▸ **Problem**:
Copy out each line containing "второй" from the entries below.

▸ **Records to use**:
_ _ _ _
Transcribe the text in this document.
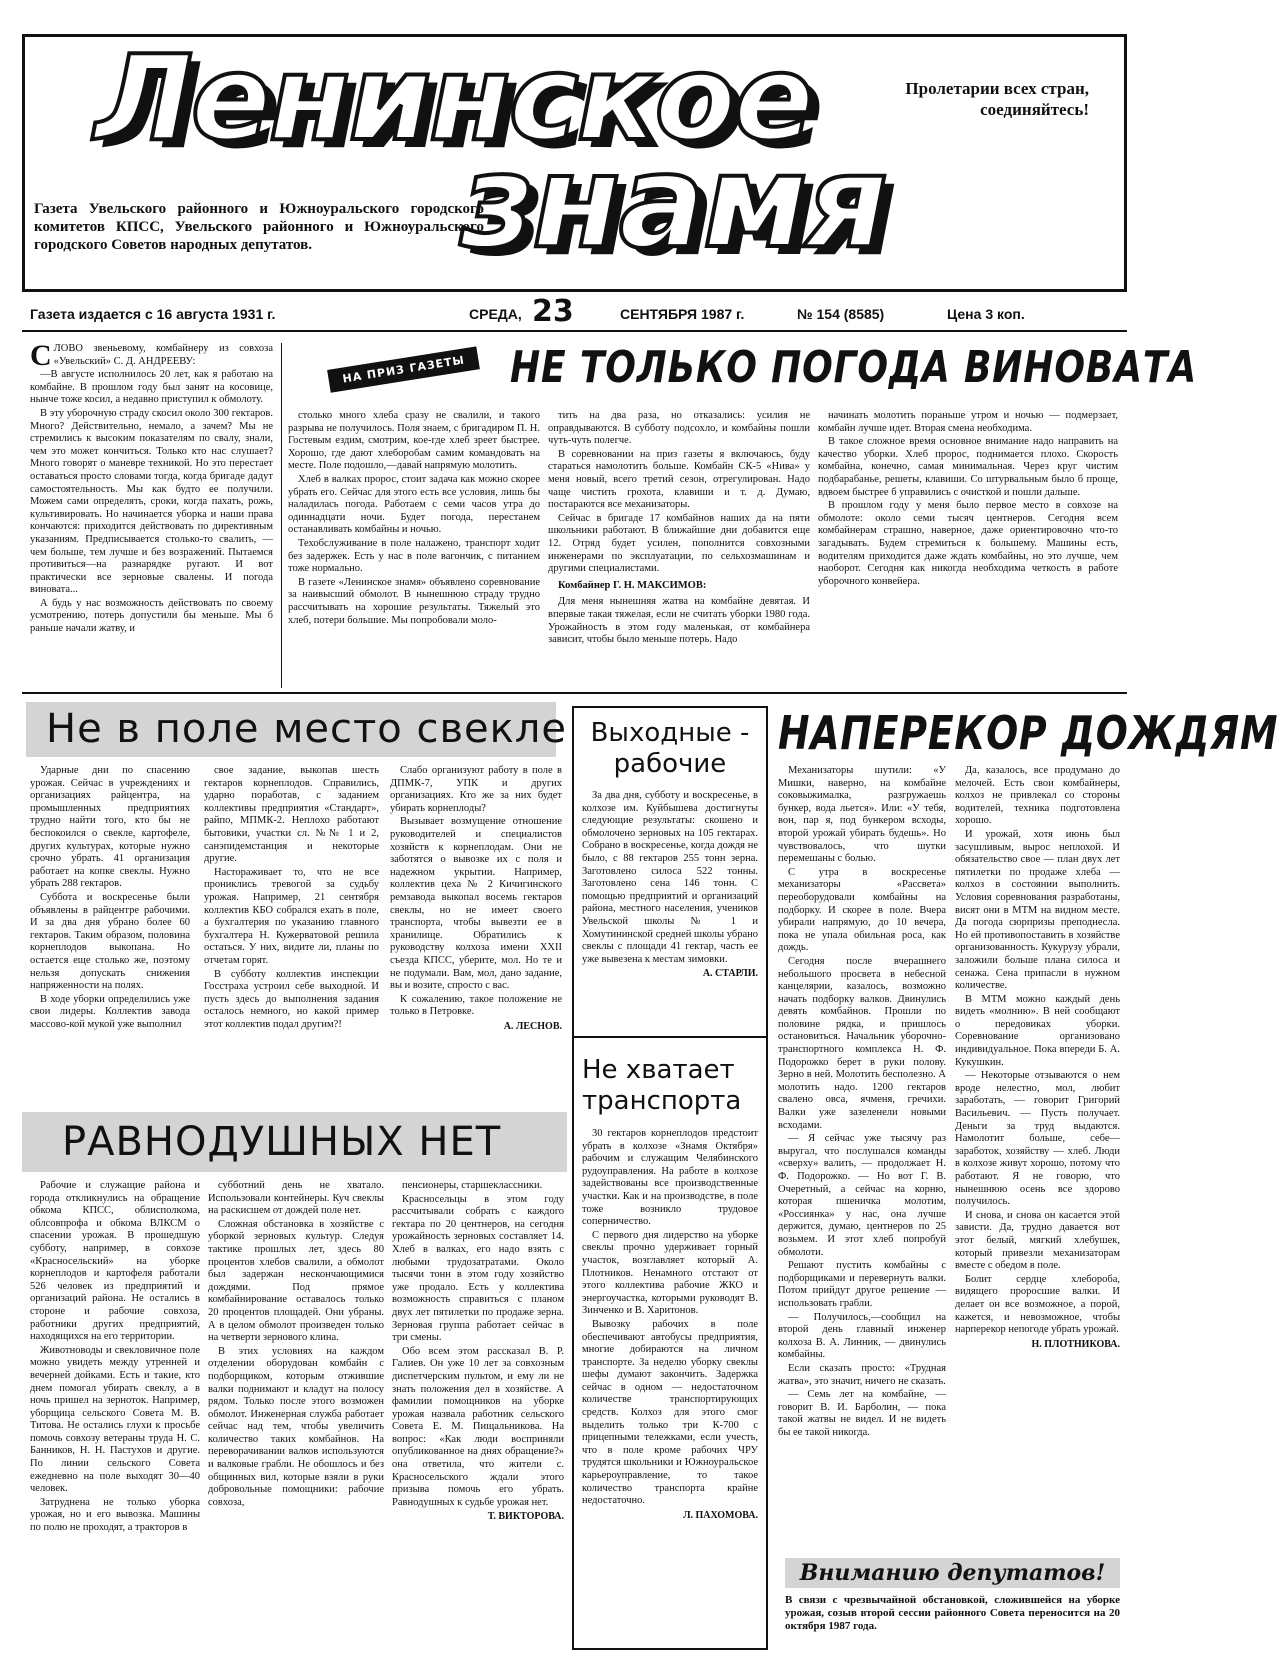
Ленинское
знамя
Пролетарии всех стран, соединяйтесь!
Газета Увельского районного и Южноуральского городского комитетов КПСС, Увельского районного и Южноуральского городского Советов народных депутатов.
Газета издается с 16 августа 1931 г.	СРЕДА, 23	СЕНТЯБРЯ 1987 г.	№ 154 (8585)	Цена 3 коп.
НА ПРИЗ ГАЗЕТЫ	НЕ ТОЛЬКО ПОГОДА ВИНОВАТА

СЛОВО звеньевому, комбайнеру из совхоза «Увельский» С. Д. АНДРЕЕВУ:

—В августе исполнилось 20 лет, как я работаю на комбайне. В прошлом году был занят на косовице, нынче тоже косил, а недавно приступил к обмолоту.

В эту уборочную страду скосил около 300 гектаров. Много? Действительно, немало, а зачем? Мы не стремились к высоким показателям по свалу, знали, чем это может кончиться. Только кто нас слушает? Много говорят о маневре техникой. Но это перестает оставаться просто словами тогда, когда бригаде дадут самостоятельность. Мы как будто ее получили. Можем сами определять, сроки, когда пахать, рожь, культивировать. Но начинается уборка и наши права кончаются: приходится действовать по директивным указаниям. Предписывается столько-то свалить, — чем больше, тем лучше и без возражений. Пытаемся противиться—на разнарядке ругают. И вот практически все зерновые свалены. И погода виновата...

А будь у нас возможность действовать по своему усмотрению, потерь допустили бы меньше. Мы б раньше начали жатву, и

столько много хлеба сразу не свалили, и такого разрыва не получилось. Поля знаем, с бригадиром П. Н. Гостевым ездим, смотрим, кое-где хлеб зреет быстрее. Хорошо, где дают хлеборобам самим командовать на месте. Поле подошло,—давай напрямую молотить.

Хлеб в валках пророс, стоит задача как можно скорее убрать его. Сейчас для этого есть все условия, лишь бы наладилась погода. Работаем с семи часов утра до одиннадцати ночи. Будет погода, перестанем останавливать комбайны и ночью.

Техобслуживание в поле налажено, транспорт ходит без задержек. Есть у нас в поле вагончик, с питанием тоже нормально.

В газете «Ленинское знамя» объявлено соревнование за наивысший обмолот. В нынешнюю страду трудно рассчитывать на хорошие результаты. Тяжелый это хлеб, потери большие. Мы попробовали моло-

тить на два раза, но отказались: усилия не оправдываются. В субботу подсохло, и комбайны пошли чуть-чуть полегче.

В соревновании на приз газеты я включаюсь, буду стараться намолотить больше. Комбайн СК-5 «Нива» у меня новый, всего третий сезон, отрегулирован. Надо чаще чистить грохота, клавиши и т. д. Думаю, постараются все механизаторы.

Сейчас в бригаде 17 комбайнов наших да на пяти школьники работают. В ближайшие дни добавится еще 12. Отряд будет усилен, пополнится совхозными инженерами по эксплуатации, по сельхозмашинам и другими специалистами.

Комбайнер Г. Н. МАКСИМОВ:

Для меня нынешняя жатва на комбайне девятая. И впервые такая тяжелая, если не считать уборки 1980 года. Урожайность в этом году маленькая, от комбайнера зависит, чтобы было меньше потерь. Надо

начинать молотить пораньше утром и ночью — подмерзает, комбайн лучше идет. Вторая смена необходима.

В такое сложное время основное внимание надо направить на качество уборки. Хлеб пророс, поднимается плохо. Скорость комбайна, конечно, самая минимальная. Через круг чистим подбарабанье, решеты, клавиши. Со штурвальным было б проще, вдвоем быстрее б управились с очисткой и пошли дальше.

В прошлом году у меня было первое место в совхозе на обмолоте: около семи тысяч центнеров. Сегодня всем комбайнерам страшно, наверное, даже ориентировочно что-то загадывать. Будем стремиться к большему. Машины есть, водителям приходится даже ждать комбайны, но это лучше, чем наоборот. Сегодня как никогда необходима четкость в работе уборочного конвейера.

Не в поле место свекле

Ударные дни по спасению урожая. Сейчас в учреждениях и организациях райцентра, на промышленных предприятиях трудно найти того, кто бы не беспокоился о свекле, картофеле, других культурах, которые нужно срочно убрать. 41 организация работает на копке свеклы. Нужно убрать 288 гектаров.

Суббота и воскресенье были объявлены в райцентре рабочими. И за два дня убрано более 60 гектаров. Таким образом, половина корнеплодов выкопана. Но остается еще столько же, поэтому нельзя допускать снижения напряженности на полях.

В ходе уборки определились уже свои лидеры. Коллектив завода массово-кой мукой уже выполнил

свое задание, выкопав шесть гектаров корнеплодов. Справились, ударно поработав, с заданием коллективы предприятия «Стандарт», райпо, МПМК-2. Неплохо работают бытовики, участки сл. №№ 1 и 2, санэпидемстанция и некоторые другие.

Настораживает то, что не все прониклись тревогой за судьбу урожая. Например, 21 сентября коллектив КБО собрался ехать в поле, а бухгалтерия по указанию главного бухгалтера Н. Кужерватовой решила остаться. У них, видите ли, планы по отчетам горят.

В субботу коллектив инспекции Госстраха устроил себе выходной. И пусть здесь до выполнения задания осталось немного, но какой пример этот коллектив подал другим?!

Слабо организуют работу в поле в ДПМК-7, УПК и других организациях. Кто же за них будет убирать корнеплоды?

Вызывает возмущение отношение руководителей и специалистов хозяйств к корнеплодам. Они не заботятся о вывозке их с поля и надежном укрытии. Например, коллектив цеха № 2 Кичигинского ремзавода выкопал восемь гектаров свеклы, но не имеет своего транспорта, чтобы вывезти ее в хранилище. Обратились к руководству колхоза имени XXII съезда КПСС, уберите, мол. Но те и не подумали. Вам, мол, дано задание, вы и возите, спросто с вас.

К сожалению, такое положение не только в Петровке.

А. ЛЕСНОВ.
РАВНОДУШНЫХ НЕТ

Рабочие и служащие района и города откликнулись на обращение обкома КПСС, облисполкома, облсовпрофа и обкома ВЛКСМ о спасении урожая. В прошедшую субботу, например, в совхозе «Красносельский» на уборке корнеплодов и картофеля работали 526 человек из предприятий и организаций района. Не остались в стороне и рабочие совхоза, работники других предприятий, находящихся на его территории.

Животноводы и свекловичное поле можно увидеть между утренней и вечерней дойками. Есть и такие, кто днем помогал убирать свеклу, а в ночь пришел на зерноток. Например, уборщица сельского Совета М. В. Титова. Не остались глухи к просьбе помочь совхозу ветераны труда Н. С. Банников, Н. Н. Пастухов и другие. По линии сельского Совета ежедневно на поле выходят 30—40 человек.

Затруднена не только уборка урожая, но и его вывозка. Машины по полю не проходят, а тракторов в

субботний день не хватало. Использовали контейнеры. Куч свеклы на раскисшем от дождей поле нет.

Сложная обстановка в хозяйстве с уборкой зерновых культур. Следуя тактике прошлых лет, здесь 80 процентов хлебов свалили, а обмолот был задержан нескончающимися дождями. Под прямое комбайнирование оставалось только 20 процентов площадей. Они убраны. А в целом обмолот произведен только на четверти зернового клина.

В этих условиях на каждом отделении оборудован комбайн с подборщиком, которым отжившие валки поднимают и кладут на полосу рядом. Только после этого возможен обмолот. Инженерная служба работает сейчас над тем, чтобы увеличить количество таких комбайнов. На переворачивании валков используются и валковые грабли. Не обошлось и без общинных вил, которые взяли в руки добровольные помощники: рабочие совхоза,

пенсионеры, старшеклассники.

Красносельцы в этом году рассчитывали собрать с каждого гектара по 20 центнеров, на сегодня урожайность зерновых составляет 14. Хлеб в валках, его надо взять с любыми трудозатратами. Около тысячи тонн в этом году хозяйство уже продало. Есть у коллектива возможность справиться с планом двух лет пятилетки по продаже зерна. Зерновая группа работает сейчас в три смены.

Обо всем этом рассказал В. Р. Галиев. Он уже 10 лет за совхозным диспетчерским пультом, и ему ли не знать положения дел в хозяйстве. А фамилии помощников на уборке урожая назвала работник сельского Совета Е. М. Пищальникова. На вопрос: «Как люди восприняли опубликованное на днях обращение?» она ответила, что жители с. Красносельского ждали этого призыва помочь его убрать. Равнодушных к судьбе урожая нет.

Т. ВИКТОРОВА.
Выходные - рабочие

За два дня, субботу и воскресенье, в колхозе им. Куйбышева достигнуты следующие результаты: скошено и обмолочено зерновых на 105 гектарах. Собрано в воскресенье, когда дождя не было, с 88 гектаров 255 тонн зерна. Заготовлено силоса 522 тонны. Заготовлено сена 146 тонн. С помощью предприятий и организаций района, местного населения, учеников Увельской школы № 1 и Хомутининской средней школы убрано свеклы с площади 41 гектар, часть ее уже вывезена к местам зимовки.

А. СТАРЛИ.
Не хватает транспорта

30 гектаров корнеплодов предстоит убрать в колхозе «Знамя Октября» рабочим и служащим Челябинского рудоуправления. На работе в колхозе задействованы все производственные участки. Как и на производстве, в поле тоже возникло трудовое соперничество.

С первого дня лидерство на уборке свеклы прочно удерживает горный участок, возглавляет который А. Плотников. Ненамного отстают от этого коллектива рабочие ЖКО и энергоучастка, которыми руководят В. Зинченко и В. Харитонов.

Вывозку рабочих в поле обеспечивают автобусы предприятия, многие добираются на личном транспорте. За неделю уборку свеклы шефы думают закончить. Задержка сейчас в одном — недостаточном количестве транспортирующих средств. Колхоз для этого смог выделить только три К-700 с прицепными тележками, если учесть, что в поле кроме рабочих ЧРУ трудятся школьники и Южноуральское карьероуправление, то такое количество транспорта крайне недостаточно.

Л. ПАХОМОВА.
НАПЕРЕКОР ДОЖДЯМ

Механизаторы шутили: «У Мишки, наверно, на комбайне соковыжималка, разгружаешь бункер, вода льется». Или: «У тебя, вон, пар я, под бункером всходы, второй урожай убирать будешь». Но чувствовалось, что шутки перемешаны с болью.

С утра в воскресенье механизаторы «Рассвета» переоборудовали комбайны на подборку. И скорее в поле. Вчера убирали напрямую, до 10 вечера, пока не упала обильная роса, как дождь.

Сегодня после вчерашнего небольшого просвета в небесной канцелярии, казалось, возможно начать подборку валков. Двинулись девять комбайнов. Прошли по половине рядка, и пришлось остановиться. Начальник уборочно-транспортного комплекса Н. Ф. Подорожко берет в руки полову. Зерно в ней. Молотить бесполезно. А молотить надо. 1200 гектаров свалено овса, ячменя, гречихи. Валки уже зазеленели новыми всходами.

— Я сейчас уже тысячу раз выругал, что послушался команды «сверху» валить, — продолжает Н. Ф. Подорожко. — Но вот Г. В. Очеретный, а сейчас на корню, которая пшеничка молотим, «Россиянка» у нас, она лучше держится, думаю, центнеров по 25 возьмем. И этот хлеб попробуй обмолоти.

Решают пустить комбайны с подборщиками и перевернуть валки. Потом прийдут другое решение — использовать грабли.

— Получилось,—сообщил на второй день главный инженер колхоза В. А. Линник, — двинулись комбайны.

Если сказать просто: «Трудная жатва», это значит, ничего не сказать.

— Семь лет на комбайне, — говорит В. И. Барболин, — пока такой жатвы не видел. И не видеть бы ее такой никогда.

Да, казалось, все продумано до мелочей. Есть свои комбайнеры, колхоз не привлекал со стороны водителей, техника подготовлена хорошо.

И урожай, хотя июнь был засушливым, вырос неплохой. И обязательство свое — план двух лет пятилетки по продаже хлеба — колхоз в состоянии выполнить. Условия соревнования разработаны, висят они в МТМ на видном месте. Да погода сюрпризы преподнесла. Но ей противопоставить в хозяйстве организованность. Кукурузу убрали, заложили больше плана силоса и сенажа. Сена припасли в нужном количестве.

В МТМ можно каждый день видеть «молнию». В ней сообщают о передовиках уборки. Соревнование организовано индивидуальное. Пока впереди Б. А. Кукушкин.

— Некоторые отзываются о нем вроде нелестно, мол, любит заработать, — говорит Григорий Васильевич. — Пусть получает. Деньги за труд выдаются. Намолотит больше, себе—заработок, хозяйству — хлеб. Люди в колхозе живут хорошо, потому что работают. Я не говорю, что нынешнюю осень все здорово получилось.

И снова, и снова он касается этой зависти. Да, трудно давается вот этот белый, мягкий хлебушек, который привезли механизаторам вместе с обедом в поле.

Болит сердце хлебороба, видящего проросшие валки. И делает он все возможное, а порой, кажется, и невозможное, чтобы нарперекор непогоде убрать урожай.

Н. ПЛОТНИКОВА.
Вниманию депутатов!
В связи с чрезвычайной обстановкой, сложившейся на уборке урожая, созыв второй сессии районного Совета переносится на 20 октября 1987 года.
_ _ _ _
▸ **The solution**:
Механизаторы шутили: «У Мишки, наверно, на комбайне соковыжималка, разгружаешь бункер, вода льется». Или: «У тебя, вон, пар я, под бункером всходы, второй урожай убирать будешь». Но чувствовалось, что шутки перемешаны с болью.
— Получилось,—сообщил на второй день главный инженер колхоза В. А. Линник, — двинулись комбайны.
В связи с чрезвычайной обстановкой, сложившейся на уборке урожая, созыв второй сессии районного Совета переносится на 20 октября 1987 года.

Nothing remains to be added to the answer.